» **The request**
Skip every image and restate the data word for word.

— START Data provided —

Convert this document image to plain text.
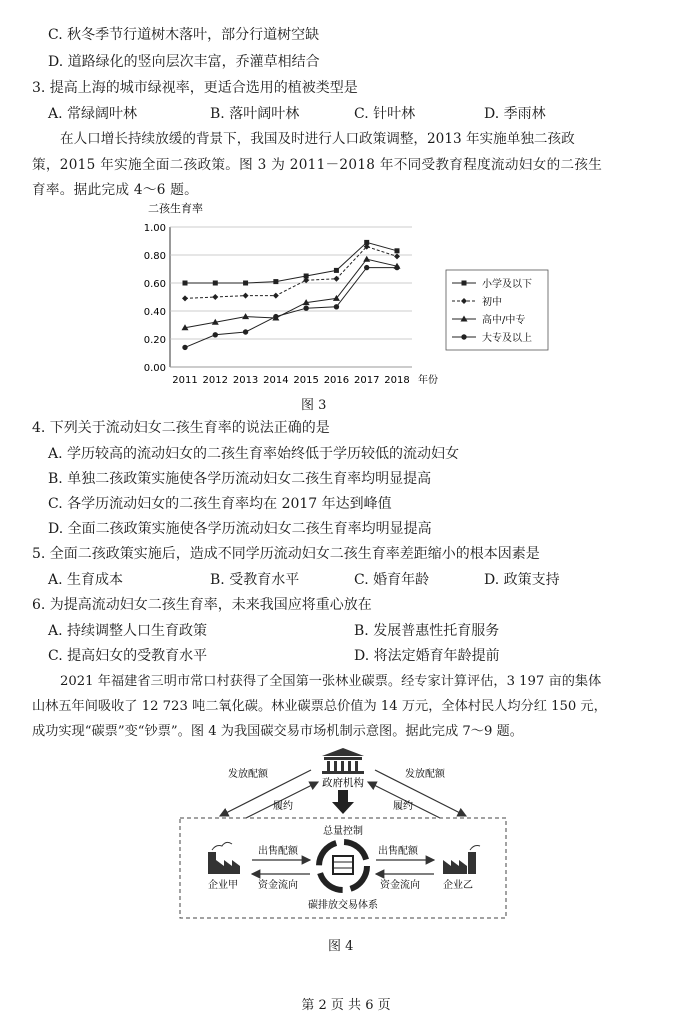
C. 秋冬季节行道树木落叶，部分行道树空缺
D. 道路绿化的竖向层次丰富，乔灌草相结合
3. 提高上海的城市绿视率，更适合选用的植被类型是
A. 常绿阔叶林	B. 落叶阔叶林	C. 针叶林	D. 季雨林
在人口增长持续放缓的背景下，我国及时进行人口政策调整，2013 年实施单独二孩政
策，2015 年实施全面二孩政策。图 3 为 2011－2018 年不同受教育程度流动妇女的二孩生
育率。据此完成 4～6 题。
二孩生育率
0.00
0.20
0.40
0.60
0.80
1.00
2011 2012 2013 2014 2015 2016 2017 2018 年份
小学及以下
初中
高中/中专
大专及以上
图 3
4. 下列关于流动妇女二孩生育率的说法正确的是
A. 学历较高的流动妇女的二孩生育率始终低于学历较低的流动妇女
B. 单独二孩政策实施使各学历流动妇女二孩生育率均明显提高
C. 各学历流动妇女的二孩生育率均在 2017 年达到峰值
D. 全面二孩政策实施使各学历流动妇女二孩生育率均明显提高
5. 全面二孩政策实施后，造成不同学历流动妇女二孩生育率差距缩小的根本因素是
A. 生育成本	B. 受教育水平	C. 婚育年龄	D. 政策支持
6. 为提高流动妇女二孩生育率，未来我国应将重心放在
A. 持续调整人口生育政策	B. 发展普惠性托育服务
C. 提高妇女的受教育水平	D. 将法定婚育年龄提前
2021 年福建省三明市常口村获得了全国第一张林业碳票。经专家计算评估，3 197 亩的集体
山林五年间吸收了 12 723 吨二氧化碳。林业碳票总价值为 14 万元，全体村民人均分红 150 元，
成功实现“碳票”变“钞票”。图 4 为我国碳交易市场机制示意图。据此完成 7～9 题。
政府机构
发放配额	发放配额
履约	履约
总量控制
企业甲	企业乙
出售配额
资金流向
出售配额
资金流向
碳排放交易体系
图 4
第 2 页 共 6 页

— END Data provided —

» **The reply**
Convert this document image to plain text.
C. 秋冬季节行道树木落叶，部分行道树空缺
D. 道路绿化的竖向层次丰富，乔灌草相结合
3. 提高上海的城市绿视率，更适合选用的植被类型是
A. 常绿阔叶林	B. 落叶阔叶林	C. 针叶林	D. 季雨林
在人口增长持续放缓的背景下，我国及时进行人口政策调整，2013 年实施单独二孩政
策，2015 年实施全面二孩政策。图 3 为 2011－2018 年不同受教育程度流动妇女的二孩生
育率。据此完成 4～6 题。
二孩生育率
0.00
0.20
0.40
0.60
0.80
1.00
2011 2012 2013 2014 2015 2016 2017 2018 年份
小学及以下
初中
高中/中专
大专及以上
图 3
4. 下列关于流动妇女二孩生育率的说法正确的是
A. 学历较高的流动妇女的二孩生育率始终低于学历较低的流动妇女
B. 单独二孩政策实施使各学历流动妇女二孩生育率均明显提高
C. 各学历流动妇女的二孩生育率均在 2017 年达到峰值
D. 全面二孩政策实施使各学历流动妇女二孩生育率均明显提高
5. 全面二孩政策实施后，造成不同学历流动妇女二孩生育率差距缩小的根本因素是
A. 生育成本	B. 受教育水平	C. 婚育年龄	D. 政策支持
6. 为提高流动妇女二孩生育率，未来我国应将重心放在
A. 持续调整人口生育政策	B. 发展普惠性托育服务
C. 提高妇女的受教育水平	D. 将法定婚育年龄提前
2021 年福建省三明市常口村获得了全国第一张林业碳票。经专家计算评估，3 197 亩的集体
山林五年间吸收了 12 723 吨二氧化碳。林业碳票总价值为 14 万元，全体村民人均分红 150 元，
成功实现“碳票”变“钞票”。图 4 为我国碳交易市场机制示意图。据此完成 7～9 题。
政府机构
发放配额	发放配额
履约	履约
总量控制
企业甲	企业乙
出售配额
资金流向
出售配额
资金流向
碳排放交易体系
图 4
第 2 页 共 6 页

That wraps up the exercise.